- Given instruction -
Repeat all of the data precisely.

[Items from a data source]
════════════════

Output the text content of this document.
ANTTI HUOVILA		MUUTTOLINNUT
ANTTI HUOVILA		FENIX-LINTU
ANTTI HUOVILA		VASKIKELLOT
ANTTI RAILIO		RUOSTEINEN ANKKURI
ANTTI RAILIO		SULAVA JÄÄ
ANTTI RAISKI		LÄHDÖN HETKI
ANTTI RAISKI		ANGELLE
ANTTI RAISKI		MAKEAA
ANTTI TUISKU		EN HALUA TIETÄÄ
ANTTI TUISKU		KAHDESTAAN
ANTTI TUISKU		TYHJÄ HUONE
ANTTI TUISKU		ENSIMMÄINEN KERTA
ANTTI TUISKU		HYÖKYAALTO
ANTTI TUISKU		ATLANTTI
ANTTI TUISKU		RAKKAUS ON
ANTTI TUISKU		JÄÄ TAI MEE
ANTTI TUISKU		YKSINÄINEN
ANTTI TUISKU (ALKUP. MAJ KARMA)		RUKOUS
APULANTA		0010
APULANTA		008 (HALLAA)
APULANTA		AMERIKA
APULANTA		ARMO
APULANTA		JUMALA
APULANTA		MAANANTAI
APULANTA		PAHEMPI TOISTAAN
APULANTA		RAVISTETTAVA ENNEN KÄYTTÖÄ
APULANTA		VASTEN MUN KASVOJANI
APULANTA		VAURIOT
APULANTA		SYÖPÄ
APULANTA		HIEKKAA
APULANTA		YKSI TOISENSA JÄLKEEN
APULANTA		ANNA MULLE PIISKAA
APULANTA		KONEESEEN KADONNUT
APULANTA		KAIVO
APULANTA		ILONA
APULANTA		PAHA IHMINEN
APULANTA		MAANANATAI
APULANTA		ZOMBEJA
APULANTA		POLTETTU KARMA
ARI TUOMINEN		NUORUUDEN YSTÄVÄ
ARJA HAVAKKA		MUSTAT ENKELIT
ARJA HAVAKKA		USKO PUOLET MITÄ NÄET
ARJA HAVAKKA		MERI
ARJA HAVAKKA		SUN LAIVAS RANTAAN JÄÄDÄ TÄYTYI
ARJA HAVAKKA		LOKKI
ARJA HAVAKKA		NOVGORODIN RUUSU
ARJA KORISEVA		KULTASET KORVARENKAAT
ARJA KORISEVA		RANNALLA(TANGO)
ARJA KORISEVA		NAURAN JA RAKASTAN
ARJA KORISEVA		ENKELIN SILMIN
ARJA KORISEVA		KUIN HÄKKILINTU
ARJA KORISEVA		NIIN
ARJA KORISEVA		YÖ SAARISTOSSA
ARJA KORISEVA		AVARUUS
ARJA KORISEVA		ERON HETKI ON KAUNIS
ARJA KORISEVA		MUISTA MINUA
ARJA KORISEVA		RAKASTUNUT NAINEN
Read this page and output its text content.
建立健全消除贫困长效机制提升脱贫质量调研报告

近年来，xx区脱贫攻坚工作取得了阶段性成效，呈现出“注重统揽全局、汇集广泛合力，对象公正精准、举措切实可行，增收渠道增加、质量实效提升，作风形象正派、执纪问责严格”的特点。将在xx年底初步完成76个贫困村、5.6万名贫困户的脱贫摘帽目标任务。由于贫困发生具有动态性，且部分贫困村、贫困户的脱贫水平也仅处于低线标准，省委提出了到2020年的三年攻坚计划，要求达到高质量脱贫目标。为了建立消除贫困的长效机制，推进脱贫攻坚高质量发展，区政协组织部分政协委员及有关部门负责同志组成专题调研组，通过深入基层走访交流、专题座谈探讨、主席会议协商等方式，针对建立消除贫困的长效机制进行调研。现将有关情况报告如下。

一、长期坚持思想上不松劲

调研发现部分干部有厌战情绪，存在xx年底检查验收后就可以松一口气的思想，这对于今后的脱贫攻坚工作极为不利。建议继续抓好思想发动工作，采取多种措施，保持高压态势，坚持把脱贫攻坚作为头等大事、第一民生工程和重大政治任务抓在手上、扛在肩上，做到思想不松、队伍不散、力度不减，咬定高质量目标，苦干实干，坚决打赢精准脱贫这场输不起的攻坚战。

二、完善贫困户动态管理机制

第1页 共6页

════════════════

- Full output -
Output the text content of this document.
ANTTI HUOVILA		MUUTTOLINNUT
ANTTI HUOVILA		FENIX-LINTU
ANTTI HUOVILA		VASKIKELLOT
ANTTI RAILIO		RUOSTEINEN ANKKURI
ANTTI RAILIO		SULAVA JÄÄ
ANTTI RAISKI		LÄHDÖN HETKI
ANTTI RAISKI		ANGELLE
ANTTI RAISKI		MAKEAA
ANTTI TUISKU		EN HALUA TIETÄÄ
ANTTI TUISKU		KAHDESTAAN
ANTTI TUISKU		TYHJÄ HUONE
ANTTI TUISKU		ENSIMMÄINEN KERTA
ANTTI TUISKU		HYÖKYAALTO
ANTTI TUISKU		ATLANTTI
ANTTI TUISKU		RAKKAUS ON
ANTTI TUISKU		JÄÄ TAI MEE
ANTTI TUISKU		YKSINÄINEN
ANTTI TUISKU (ALKUP. MAJ KARMA)		RUKOUS
APULANTA		0010
APULANTA		008 (HALLAA)
APULANTA		AMERIKA
APULANTA		ARMO
APULANTA		JUMALA
APULANTA		MAANANTAI
APULANTA		PAHEMPI TOISTAAN
APULANTA		RAVISTETTAVA ENNEN KÄYTTÖÄ
APULANTA		VASTEN MUN KASVOJANI
APULANTA		VAURIOT
APULANTA		SYÖPÄ
APULANTA		HIEKKAA
APULANTA		YKSI TOISENSA JÄLKEEN
APULANTA		ANNA MULLE PIISKAA
APULANTA		KONEESEEN KADONNUT
APULANTA		KAIVO
APULANTA		ILONA
APULANTA		PAHA IHMINEN
APULANTA		MAANANATAI
APULANTA		ZOMBEJA
APULANTA		POLTETTU KARMA
ARI TUOMINEN		NUORUUDEN YSTÄVÄ
ARJA HAVAKKA		MUSTAT ENKELIT
ARJA HAVAKKA		USKO PUOLET MITÄ NÄET
ARJA HAVAKKA		MERI
ARJA HAVAKKA		SUN LAIVAS RANTAAN JÄÄDÄ TÄYTYI
ARJA HAVAKKA		LOKKI
ARJA HAVAKKA		NOVGORODIN RUUSU
ARJA KORISEVA		KULTASET KORVARENKAAT
ARJA KORISEVA		RANNALLA(TANGO)
ARJA KORISEVA		NAURAN JA RAKASTAN
ARJA KORISEVA		ENKELIN SILMIN
ARJA KORISEVA		KUIN HÄKKILINTU
ARJA KORISEVA		NIIN
ARJA KORISEVA		YÖ SAARISTOSSA
ARJA KORISEVA		AVARUUS
ARJA KORISEVA		ERON HETKI ON KAUNIS
ARJA KORISEVA		MUISTA MINUA
ARJA KORISEVA		RAKASTUNUT NAINEN
Read this page and output its text content.
建立健全消除贫困长效机制提升脱贫质量调研报告

近年来，xx区脱贫攻坚工作取得了阶段性成效，呈现出“注重统揽全局、汇集广泛合力，对象公正精准、举措切实可行，增收渠道增加、质量实效提升，作风形象正派、执纪问责严格”的特点。将在xx年底初步完成76个贫困村、5.6万名贫困户的脱贫摘帽目标任务。由于贫困发生具有动态性，且部分贫困村、贫困户的脱贫水平也仅处于低线标准，省委提出了到2020年的三年攻坚计划，要求达到高质量脱贫目标。为了建立消除贫困的长效机制，推进脱贫攻坚高质量发展，区政协组织部分政协委员及有关部门负责同志组成专题调研组，通过深入基层走访交流、专题座谈探讨、主席会议协商等方式，针对建立消除贫困的长效机制进行调研。现将有关情况报告如下。

一、长期坚持思想上不松劲

调研发现部分干部有厌战情绪，存在xx年底检查验收后就可以松一口气的思想，这对于今后的脱贫攻坚工作极为不利。建议继续抓好思想发动工作，采取多种措施，保持高压态势，坚持把脱贫攻坚作为头等大事、第一民生工程和重大政治任务抓在手上、扛在肩上，做到思想不松、队伍不散、力度不减，咬定高质量目标，苦干实干，坚决打赢精准脱贫这场输不起的攻坚战。

二、完善贫困户动态管理机制

第1页 共6页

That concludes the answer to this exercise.